** Opening AVAILABLE DATA block **

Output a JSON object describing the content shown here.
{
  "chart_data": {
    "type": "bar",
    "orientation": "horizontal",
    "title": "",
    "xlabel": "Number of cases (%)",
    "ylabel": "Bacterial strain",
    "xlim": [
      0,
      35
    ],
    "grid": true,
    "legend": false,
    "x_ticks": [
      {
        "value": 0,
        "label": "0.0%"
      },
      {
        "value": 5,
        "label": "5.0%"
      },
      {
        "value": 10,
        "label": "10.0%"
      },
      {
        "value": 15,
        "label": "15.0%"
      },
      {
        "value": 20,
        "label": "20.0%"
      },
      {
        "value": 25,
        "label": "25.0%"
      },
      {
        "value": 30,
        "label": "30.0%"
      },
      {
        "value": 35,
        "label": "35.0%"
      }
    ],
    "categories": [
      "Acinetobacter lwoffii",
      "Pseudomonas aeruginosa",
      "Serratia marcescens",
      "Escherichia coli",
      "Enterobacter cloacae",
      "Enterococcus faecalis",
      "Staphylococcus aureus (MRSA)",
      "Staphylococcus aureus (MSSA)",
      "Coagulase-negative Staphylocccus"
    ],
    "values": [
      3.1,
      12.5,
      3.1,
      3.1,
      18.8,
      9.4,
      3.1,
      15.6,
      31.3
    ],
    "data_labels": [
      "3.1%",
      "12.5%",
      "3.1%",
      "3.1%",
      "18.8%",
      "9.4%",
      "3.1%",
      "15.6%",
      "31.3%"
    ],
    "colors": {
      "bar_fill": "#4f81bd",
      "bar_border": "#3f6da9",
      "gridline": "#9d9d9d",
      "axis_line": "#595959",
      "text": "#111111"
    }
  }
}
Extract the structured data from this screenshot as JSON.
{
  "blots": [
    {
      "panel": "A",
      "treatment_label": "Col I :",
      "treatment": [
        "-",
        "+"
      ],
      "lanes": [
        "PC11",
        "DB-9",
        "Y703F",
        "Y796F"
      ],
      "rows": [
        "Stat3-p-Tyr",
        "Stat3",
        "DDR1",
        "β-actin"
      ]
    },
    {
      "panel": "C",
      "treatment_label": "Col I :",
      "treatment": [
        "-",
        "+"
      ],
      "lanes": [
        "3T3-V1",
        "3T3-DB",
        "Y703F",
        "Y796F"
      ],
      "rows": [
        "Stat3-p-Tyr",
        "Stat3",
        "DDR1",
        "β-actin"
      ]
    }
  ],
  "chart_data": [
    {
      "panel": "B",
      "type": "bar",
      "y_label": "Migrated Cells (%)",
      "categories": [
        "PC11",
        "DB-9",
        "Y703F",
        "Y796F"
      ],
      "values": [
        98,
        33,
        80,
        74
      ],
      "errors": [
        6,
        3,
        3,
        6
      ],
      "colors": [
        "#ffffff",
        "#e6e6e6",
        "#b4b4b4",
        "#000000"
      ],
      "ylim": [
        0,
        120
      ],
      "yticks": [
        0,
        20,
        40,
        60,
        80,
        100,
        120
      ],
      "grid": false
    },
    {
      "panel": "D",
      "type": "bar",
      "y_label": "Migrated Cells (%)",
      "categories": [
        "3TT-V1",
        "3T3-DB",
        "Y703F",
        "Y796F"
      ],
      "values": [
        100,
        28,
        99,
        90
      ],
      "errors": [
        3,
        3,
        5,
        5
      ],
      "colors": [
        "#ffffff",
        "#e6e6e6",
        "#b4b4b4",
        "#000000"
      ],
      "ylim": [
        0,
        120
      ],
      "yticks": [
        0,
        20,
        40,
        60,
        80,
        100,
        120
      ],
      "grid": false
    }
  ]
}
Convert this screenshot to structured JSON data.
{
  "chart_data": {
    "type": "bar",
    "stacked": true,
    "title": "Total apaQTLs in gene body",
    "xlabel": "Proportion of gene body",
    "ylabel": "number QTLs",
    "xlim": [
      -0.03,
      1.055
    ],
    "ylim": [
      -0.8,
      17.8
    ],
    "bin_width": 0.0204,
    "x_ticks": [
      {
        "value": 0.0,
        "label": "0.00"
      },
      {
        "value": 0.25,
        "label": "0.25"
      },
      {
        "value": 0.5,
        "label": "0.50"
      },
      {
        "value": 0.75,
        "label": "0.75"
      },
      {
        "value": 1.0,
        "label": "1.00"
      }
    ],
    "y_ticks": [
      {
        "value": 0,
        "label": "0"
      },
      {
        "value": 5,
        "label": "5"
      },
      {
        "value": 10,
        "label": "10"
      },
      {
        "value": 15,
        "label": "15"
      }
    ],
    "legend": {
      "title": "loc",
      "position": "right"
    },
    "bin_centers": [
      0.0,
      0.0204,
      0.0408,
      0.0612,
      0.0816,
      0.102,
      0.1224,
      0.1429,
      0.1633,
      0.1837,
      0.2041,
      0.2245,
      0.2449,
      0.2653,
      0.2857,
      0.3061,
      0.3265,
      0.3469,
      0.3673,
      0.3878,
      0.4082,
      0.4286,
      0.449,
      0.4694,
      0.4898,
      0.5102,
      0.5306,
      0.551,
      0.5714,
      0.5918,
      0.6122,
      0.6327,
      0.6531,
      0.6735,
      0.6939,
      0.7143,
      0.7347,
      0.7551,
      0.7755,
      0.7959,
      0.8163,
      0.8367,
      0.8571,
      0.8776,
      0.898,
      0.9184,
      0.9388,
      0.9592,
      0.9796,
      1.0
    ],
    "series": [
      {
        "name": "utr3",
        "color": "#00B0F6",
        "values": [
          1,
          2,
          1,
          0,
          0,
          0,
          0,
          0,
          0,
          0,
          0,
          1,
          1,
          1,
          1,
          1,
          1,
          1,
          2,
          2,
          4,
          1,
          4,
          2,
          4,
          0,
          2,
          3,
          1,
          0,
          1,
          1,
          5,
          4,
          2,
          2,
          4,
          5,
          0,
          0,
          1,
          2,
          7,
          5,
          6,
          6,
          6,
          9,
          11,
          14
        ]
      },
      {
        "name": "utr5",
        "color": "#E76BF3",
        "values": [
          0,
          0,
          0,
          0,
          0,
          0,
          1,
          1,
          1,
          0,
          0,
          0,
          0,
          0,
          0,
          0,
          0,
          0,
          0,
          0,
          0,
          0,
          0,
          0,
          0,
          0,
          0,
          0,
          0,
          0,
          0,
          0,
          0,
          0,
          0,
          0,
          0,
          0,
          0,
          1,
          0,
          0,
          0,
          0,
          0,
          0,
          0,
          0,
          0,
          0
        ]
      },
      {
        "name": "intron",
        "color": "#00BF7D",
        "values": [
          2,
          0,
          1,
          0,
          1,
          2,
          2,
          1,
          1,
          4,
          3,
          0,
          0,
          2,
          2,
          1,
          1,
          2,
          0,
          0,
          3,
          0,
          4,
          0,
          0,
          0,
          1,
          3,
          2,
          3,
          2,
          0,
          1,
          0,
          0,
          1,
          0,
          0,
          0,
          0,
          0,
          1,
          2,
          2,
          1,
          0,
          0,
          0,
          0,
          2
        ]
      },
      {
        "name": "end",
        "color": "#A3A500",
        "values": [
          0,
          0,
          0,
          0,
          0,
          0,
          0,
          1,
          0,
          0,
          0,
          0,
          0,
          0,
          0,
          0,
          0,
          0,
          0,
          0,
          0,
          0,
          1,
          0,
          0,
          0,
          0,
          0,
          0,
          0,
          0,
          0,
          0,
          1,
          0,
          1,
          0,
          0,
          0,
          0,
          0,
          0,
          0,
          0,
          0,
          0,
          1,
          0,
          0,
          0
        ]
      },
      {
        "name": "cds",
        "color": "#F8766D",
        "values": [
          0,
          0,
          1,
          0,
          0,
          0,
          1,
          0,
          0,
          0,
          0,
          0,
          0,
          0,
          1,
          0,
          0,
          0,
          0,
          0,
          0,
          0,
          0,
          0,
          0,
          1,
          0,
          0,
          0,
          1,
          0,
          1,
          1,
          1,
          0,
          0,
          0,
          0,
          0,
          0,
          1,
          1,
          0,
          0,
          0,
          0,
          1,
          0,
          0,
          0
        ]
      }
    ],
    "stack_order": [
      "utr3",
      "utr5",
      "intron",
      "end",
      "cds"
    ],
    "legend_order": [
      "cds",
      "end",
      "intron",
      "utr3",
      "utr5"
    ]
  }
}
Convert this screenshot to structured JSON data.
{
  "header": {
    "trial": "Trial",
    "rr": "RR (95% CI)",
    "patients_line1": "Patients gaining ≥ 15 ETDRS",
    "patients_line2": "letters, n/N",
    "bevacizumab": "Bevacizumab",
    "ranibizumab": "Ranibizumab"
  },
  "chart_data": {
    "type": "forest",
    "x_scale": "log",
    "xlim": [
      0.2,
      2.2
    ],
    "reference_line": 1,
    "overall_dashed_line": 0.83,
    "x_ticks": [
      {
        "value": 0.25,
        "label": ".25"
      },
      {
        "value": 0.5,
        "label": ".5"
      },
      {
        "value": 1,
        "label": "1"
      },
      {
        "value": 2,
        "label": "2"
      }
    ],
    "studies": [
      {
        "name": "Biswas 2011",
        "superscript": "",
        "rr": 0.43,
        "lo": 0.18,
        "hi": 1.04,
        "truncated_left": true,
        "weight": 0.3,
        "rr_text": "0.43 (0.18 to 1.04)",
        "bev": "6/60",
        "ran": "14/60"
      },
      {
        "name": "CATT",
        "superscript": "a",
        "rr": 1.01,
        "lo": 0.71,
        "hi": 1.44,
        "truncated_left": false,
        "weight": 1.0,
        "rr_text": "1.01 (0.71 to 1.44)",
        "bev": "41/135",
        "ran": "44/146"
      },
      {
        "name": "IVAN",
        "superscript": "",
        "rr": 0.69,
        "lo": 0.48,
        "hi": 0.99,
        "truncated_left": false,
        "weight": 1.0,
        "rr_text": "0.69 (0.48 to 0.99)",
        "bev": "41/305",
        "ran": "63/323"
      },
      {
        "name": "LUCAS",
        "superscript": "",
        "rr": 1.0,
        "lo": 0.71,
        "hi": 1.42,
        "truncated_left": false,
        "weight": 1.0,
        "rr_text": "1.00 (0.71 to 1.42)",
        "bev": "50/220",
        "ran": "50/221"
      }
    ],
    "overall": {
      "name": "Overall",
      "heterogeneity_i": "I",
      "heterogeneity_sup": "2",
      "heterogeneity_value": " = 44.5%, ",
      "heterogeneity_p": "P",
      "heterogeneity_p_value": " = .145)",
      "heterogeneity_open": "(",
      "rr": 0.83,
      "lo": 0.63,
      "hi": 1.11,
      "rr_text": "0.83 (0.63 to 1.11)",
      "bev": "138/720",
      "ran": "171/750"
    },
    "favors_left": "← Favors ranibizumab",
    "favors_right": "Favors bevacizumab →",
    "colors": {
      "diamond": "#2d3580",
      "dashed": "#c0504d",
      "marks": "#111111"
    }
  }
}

** Closing AVAILABLE DATA block **

Show every line from the listing that contains "true".

#### [RESULT]
    "grid": true,
    "stacked": true,
        "truncated_left": true,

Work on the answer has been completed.